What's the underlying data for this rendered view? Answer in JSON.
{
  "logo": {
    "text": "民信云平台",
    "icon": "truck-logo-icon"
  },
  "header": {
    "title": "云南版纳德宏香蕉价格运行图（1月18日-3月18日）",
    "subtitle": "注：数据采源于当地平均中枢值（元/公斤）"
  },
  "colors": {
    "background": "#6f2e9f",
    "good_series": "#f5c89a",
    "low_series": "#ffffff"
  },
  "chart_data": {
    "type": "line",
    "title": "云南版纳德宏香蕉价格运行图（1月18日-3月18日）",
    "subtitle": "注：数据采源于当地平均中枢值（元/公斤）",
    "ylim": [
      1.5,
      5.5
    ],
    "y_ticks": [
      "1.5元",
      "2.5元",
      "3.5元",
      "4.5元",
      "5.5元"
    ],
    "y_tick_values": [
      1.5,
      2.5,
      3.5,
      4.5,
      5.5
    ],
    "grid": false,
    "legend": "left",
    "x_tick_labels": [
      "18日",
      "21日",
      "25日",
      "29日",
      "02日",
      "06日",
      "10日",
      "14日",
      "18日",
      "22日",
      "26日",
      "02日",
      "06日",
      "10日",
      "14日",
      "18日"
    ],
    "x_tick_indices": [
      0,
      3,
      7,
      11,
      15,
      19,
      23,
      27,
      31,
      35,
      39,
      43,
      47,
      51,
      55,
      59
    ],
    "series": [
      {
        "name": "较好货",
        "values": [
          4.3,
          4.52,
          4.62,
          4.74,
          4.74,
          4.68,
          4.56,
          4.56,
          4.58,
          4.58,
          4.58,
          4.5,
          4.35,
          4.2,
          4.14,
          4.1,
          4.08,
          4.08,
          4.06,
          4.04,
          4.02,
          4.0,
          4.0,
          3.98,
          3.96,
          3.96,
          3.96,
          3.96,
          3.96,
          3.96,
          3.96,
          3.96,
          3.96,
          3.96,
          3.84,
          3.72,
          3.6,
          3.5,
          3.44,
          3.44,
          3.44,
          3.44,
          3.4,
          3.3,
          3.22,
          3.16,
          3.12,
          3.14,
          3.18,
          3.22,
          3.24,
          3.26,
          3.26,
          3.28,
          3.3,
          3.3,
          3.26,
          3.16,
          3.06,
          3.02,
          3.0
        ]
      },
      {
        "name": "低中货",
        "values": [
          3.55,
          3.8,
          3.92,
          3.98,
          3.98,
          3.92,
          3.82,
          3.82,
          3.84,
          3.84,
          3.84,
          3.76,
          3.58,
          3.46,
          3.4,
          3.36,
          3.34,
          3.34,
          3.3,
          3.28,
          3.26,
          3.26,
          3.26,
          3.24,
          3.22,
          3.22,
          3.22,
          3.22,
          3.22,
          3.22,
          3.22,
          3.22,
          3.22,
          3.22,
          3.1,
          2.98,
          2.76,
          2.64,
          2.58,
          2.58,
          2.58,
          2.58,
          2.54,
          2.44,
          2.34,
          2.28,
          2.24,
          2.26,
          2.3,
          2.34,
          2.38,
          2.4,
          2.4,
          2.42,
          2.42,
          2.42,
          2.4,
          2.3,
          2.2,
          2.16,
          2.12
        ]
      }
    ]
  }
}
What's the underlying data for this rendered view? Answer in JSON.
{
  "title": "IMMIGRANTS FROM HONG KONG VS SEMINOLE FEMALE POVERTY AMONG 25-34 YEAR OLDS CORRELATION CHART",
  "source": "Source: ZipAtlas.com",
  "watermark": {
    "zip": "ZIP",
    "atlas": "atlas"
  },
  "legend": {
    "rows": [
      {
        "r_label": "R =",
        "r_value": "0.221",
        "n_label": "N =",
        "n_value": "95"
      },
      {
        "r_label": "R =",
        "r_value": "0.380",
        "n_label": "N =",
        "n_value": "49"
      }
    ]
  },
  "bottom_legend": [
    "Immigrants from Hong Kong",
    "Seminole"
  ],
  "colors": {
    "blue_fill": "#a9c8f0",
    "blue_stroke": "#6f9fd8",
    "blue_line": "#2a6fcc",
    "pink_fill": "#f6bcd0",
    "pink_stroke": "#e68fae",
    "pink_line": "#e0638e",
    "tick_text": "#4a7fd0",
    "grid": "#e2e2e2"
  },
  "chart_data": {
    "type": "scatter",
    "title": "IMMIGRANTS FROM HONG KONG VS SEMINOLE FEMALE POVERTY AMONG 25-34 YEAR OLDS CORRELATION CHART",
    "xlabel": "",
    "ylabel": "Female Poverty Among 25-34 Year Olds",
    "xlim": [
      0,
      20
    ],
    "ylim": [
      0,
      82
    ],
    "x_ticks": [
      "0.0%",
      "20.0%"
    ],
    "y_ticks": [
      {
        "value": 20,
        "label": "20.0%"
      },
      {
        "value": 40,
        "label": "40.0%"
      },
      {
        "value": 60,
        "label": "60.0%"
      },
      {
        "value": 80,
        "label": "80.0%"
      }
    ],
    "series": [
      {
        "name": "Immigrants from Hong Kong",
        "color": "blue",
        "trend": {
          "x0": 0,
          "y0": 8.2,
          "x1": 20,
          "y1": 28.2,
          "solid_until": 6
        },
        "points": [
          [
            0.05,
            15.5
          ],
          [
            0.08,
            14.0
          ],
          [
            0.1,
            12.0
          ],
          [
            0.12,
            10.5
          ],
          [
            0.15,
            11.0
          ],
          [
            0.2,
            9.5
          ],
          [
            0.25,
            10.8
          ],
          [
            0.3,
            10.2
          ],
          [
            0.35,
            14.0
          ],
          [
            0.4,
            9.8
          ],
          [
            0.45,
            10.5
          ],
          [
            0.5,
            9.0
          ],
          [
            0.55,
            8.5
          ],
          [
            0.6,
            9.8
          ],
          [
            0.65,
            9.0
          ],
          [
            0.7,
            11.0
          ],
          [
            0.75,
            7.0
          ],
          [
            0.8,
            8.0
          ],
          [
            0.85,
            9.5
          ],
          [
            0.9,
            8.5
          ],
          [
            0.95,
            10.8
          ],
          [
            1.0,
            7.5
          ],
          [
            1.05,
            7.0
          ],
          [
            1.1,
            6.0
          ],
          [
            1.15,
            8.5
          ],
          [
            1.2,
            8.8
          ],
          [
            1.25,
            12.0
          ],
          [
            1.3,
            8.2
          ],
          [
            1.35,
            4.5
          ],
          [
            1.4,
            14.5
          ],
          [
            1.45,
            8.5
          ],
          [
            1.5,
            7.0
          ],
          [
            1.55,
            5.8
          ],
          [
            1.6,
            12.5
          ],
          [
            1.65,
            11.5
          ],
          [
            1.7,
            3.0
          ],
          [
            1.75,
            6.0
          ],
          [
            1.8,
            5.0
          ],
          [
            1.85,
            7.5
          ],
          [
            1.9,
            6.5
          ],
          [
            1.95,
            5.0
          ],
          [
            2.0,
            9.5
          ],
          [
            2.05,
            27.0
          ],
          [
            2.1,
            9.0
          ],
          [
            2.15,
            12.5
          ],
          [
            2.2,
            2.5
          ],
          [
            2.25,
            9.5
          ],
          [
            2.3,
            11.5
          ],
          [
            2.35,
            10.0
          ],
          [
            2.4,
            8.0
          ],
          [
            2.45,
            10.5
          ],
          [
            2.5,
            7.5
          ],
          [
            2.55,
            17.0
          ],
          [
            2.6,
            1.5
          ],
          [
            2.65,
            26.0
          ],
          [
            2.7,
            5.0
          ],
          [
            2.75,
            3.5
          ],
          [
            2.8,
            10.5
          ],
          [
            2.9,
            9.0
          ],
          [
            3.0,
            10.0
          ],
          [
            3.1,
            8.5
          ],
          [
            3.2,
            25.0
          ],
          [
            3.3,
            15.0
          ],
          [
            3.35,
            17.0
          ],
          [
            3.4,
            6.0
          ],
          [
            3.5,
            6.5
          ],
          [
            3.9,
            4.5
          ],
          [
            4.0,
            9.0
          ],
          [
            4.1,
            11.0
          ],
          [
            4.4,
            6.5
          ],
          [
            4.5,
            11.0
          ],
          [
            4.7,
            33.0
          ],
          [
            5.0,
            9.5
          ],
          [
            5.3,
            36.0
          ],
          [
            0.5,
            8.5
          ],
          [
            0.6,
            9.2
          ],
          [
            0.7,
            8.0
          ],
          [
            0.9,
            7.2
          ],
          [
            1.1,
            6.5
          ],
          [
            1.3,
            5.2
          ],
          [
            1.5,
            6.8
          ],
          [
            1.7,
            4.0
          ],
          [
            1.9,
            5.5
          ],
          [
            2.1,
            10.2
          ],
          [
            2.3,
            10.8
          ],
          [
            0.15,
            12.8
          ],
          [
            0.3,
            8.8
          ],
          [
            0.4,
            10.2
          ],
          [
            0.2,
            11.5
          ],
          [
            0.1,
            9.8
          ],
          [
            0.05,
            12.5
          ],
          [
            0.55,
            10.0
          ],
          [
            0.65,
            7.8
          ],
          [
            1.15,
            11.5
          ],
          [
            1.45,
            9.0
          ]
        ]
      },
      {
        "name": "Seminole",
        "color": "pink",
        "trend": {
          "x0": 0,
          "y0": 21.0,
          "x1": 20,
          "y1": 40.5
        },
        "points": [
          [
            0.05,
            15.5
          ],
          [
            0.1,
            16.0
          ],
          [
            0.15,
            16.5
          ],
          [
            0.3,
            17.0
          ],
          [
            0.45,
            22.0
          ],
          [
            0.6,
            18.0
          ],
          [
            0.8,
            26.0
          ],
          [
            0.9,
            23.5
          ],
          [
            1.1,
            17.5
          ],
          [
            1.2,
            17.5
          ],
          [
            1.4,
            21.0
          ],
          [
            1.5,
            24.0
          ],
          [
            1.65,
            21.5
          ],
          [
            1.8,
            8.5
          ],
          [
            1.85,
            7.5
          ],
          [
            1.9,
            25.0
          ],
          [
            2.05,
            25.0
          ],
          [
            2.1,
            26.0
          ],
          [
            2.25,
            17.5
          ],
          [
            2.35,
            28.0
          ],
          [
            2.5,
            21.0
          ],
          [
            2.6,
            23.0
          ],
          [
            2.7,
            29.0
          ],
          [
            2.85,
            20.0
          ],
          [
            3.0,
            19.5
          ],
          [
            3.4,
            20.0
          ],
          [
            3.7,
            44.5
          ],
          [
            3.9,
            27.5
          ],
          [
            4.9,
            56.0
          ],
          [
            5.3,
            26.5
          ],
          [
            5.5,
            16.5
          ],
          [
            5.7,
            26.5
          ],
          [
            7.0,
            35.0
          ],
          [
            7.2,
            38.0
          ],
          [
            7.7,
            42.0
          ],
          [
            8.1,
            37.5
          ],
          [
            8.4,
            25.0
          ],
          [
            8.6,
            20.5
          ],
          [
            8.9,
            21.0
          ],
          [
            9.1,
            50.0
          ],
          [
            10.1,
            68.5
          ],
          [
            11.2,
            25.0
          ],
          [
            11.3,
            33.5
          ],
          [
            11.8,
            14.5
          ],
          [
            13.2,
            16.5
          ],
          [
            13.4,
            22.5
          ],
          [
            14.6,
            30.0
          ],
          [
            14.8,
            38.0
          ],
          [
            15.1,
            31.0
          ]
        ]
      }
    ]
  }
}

_EXERCISE_
Locate the lines above that contain "数据采源于当地平均中枢值" and copy them.

_REPLY_
    "subtitle": "注：数据采源于当地平均中枢值（元/公斤）"
    "subtitle": "注：数据采源于当地平均中枢值（元/公斤）",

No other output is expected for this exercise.